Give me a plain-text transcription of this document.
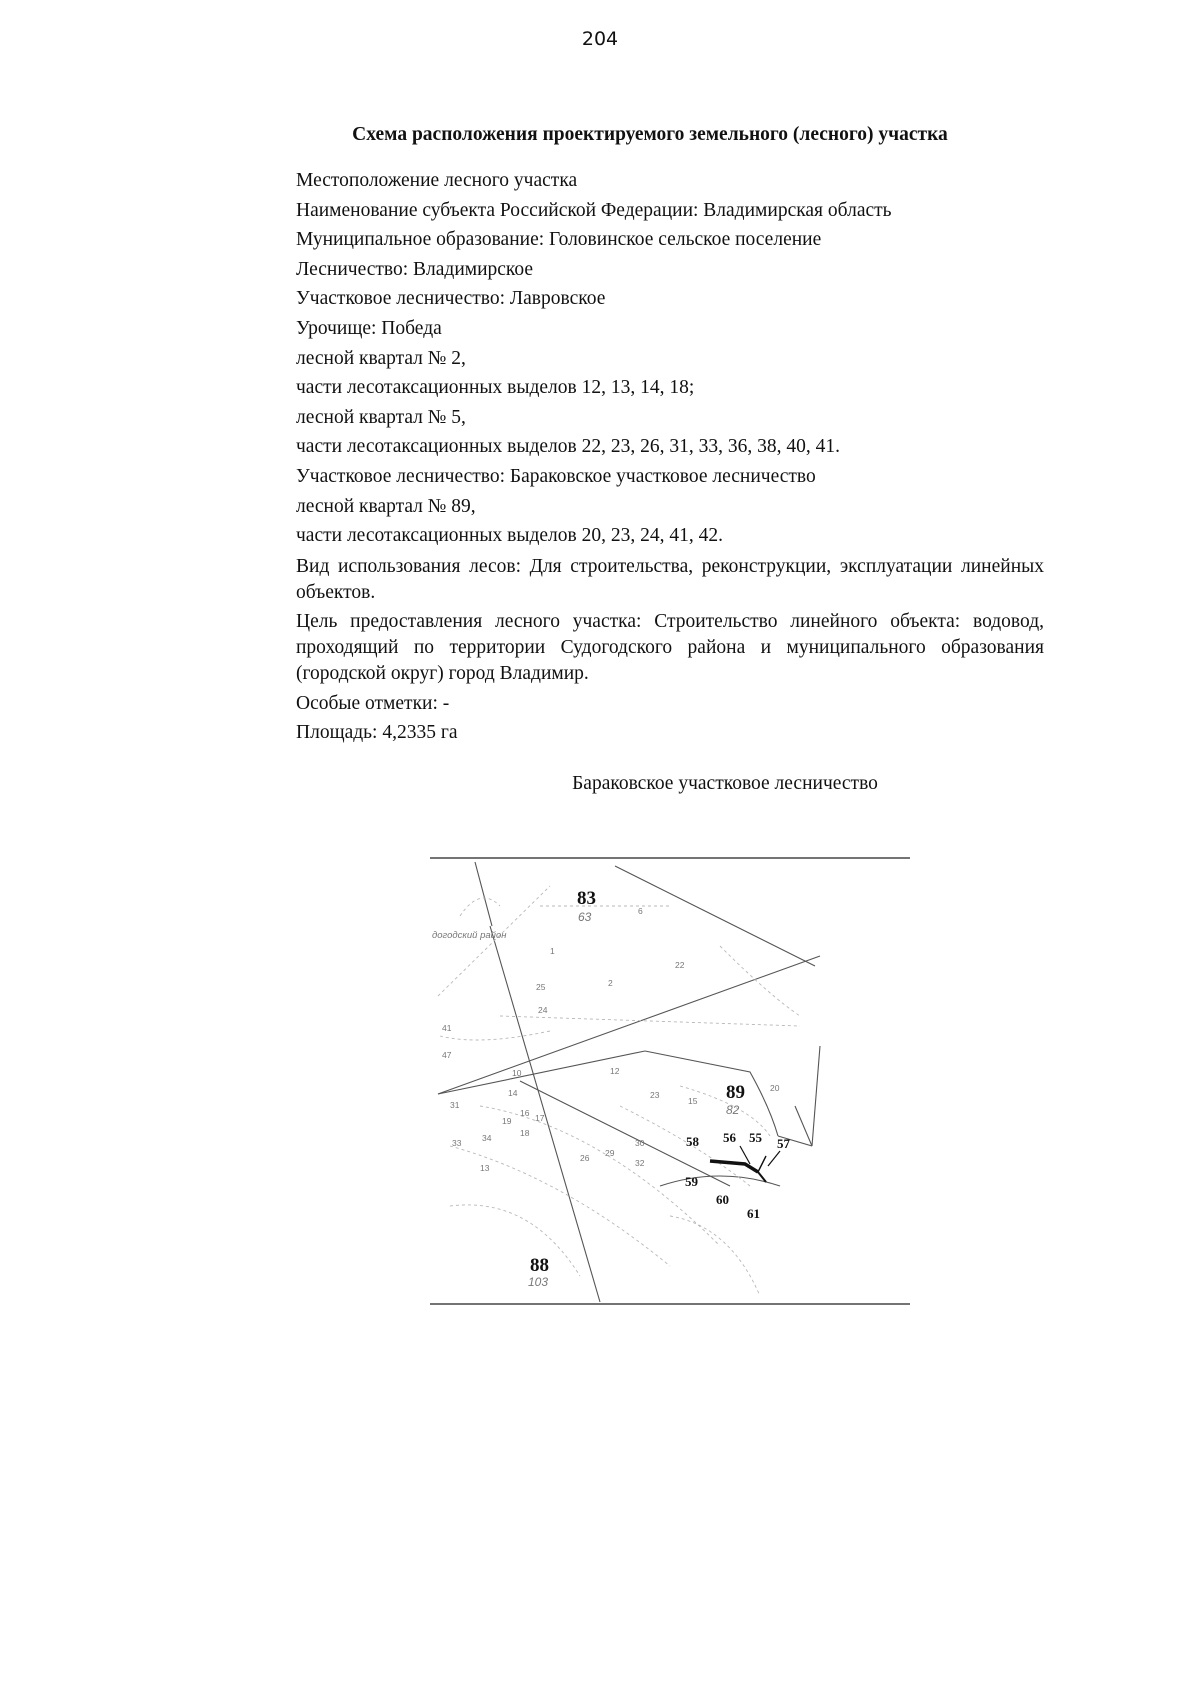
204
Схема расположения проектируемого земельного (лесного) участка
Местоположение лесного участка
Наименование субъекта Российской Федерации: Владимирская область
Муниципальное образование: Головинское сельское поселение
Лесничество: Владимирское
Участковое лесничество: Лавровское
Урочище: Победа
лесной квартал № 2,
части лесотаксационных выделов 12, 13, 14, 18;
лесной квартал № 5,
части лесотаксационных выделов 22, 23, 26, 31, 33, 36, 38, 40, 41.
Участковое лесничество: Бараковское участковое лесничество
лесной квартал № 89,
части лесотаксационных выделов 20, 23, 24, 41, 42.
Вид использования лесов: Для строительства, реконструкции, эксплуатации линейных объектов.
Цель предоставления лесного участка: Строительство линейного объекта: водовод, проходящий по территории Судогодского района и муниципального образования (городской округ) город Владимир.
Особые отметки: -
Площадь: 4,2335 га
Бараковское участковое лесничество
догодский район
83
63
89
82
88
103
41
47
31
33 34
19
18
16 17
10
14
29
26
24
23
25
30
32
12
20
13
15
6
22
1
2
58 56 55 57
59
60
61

* * * * *

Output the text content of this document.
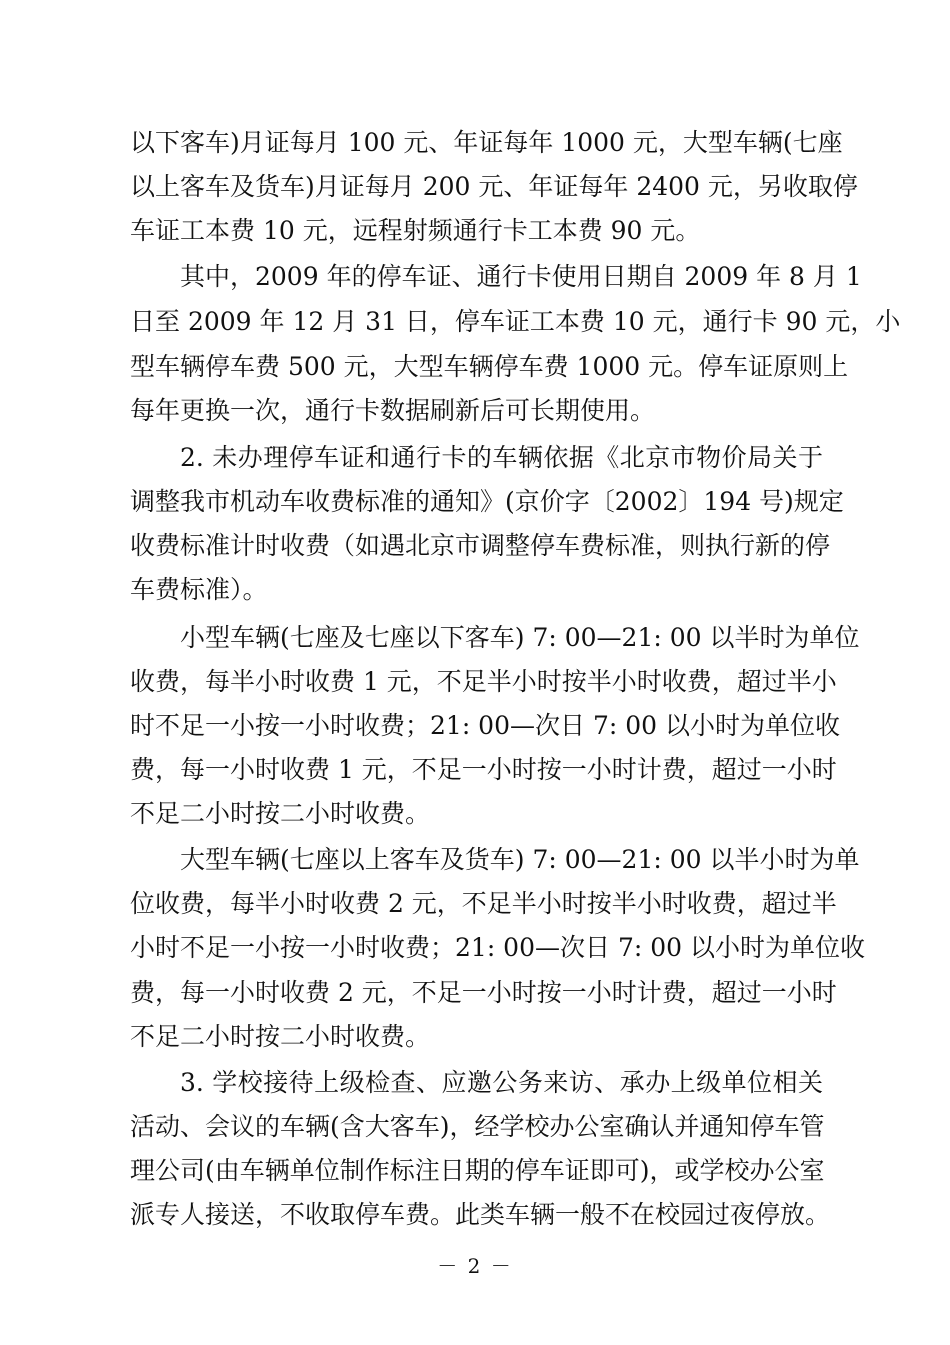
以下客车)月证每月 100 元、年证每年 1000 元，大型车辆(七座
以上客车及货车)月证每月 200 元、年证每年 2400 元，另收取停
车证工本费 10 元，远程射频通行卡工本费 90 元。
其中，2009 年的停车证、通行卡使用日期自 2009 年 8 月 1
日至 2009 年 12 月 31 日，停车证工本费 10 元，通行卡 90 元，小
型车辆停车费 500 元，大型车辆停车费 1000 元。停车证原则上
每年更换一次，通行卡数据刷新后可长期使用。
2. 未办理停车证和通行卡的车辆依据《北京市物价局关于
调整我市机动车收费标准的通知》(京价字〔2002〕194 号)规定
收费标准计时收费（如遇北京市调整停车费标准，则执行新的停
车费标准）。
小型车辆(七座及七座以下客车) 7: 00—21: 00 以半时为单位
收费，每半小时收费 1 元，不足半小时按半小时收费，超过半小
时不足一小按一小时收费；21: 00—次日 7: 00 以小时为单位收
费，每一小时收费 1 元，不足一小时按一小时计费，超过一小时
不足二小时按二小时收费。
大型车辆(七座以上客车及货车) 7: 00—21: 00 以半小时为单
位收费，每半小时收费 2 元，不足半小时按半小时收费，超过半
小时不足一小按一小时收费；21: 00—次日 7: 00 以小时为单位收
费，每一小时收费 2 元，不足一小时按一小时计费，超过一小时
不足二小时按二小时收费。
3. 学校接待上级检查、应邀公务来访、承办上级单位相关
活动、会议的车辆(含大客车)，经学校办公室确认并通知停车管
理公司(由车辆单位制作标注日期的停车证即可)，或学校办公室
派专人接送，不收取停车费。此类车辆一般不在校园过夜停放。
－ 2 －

* * * * *

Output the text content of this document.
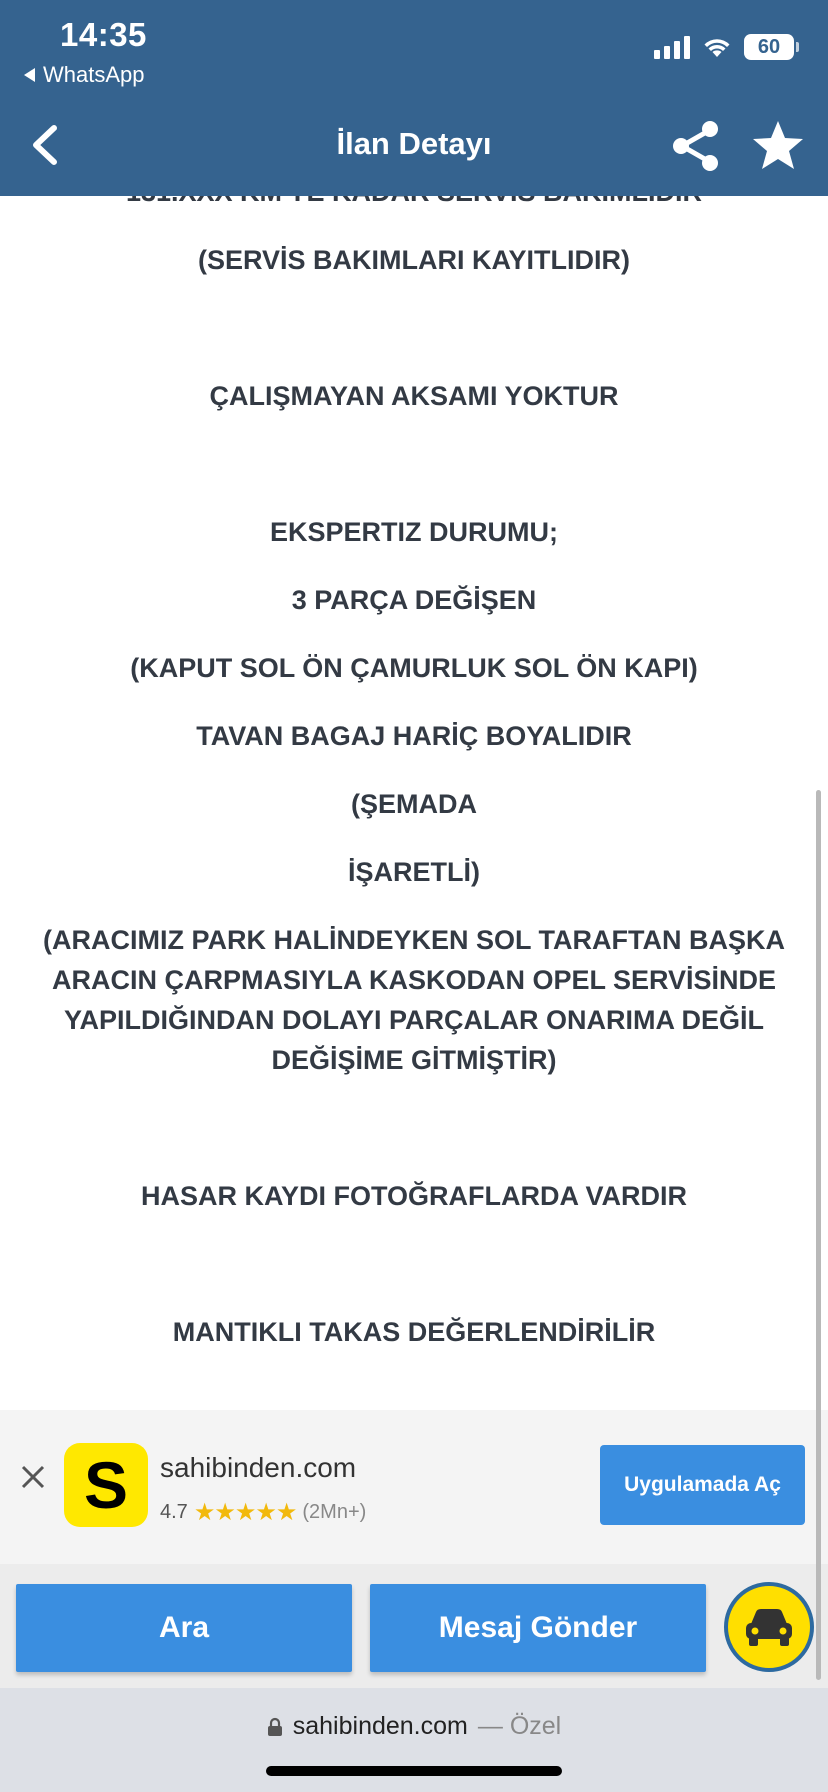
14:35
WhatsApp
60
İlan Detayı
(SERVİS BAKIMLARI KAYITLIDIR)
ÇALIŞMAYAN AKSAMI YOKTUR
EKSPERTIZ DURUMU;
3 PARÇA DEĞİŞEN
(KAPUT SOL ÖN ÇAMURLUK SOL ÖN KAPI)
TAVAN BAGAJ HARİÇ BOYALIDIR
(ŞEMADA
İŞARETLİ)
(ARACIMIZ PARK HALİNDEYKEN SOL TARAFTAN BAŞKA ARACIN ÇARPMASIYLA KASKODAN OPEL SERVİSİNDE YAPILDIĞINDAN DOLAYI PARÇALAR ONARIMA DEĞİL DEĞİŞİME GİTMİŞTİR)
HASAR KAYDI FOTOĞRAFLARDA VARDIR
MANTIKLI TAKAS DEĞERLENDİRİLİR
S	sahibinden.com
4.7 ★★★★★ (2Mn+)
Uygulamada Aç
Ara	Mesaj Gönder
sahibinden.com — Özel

* * * * *

* [Exercise] Using the entries above, return each line that includes the word "以小时为单位收".

* [Result of the task]
时不足一小按一小时收费；21: 00—次日 7: 00 以小时为单位收
小时不足一小按一小时收费；21: 00—次日 7: 00 以小时为单位收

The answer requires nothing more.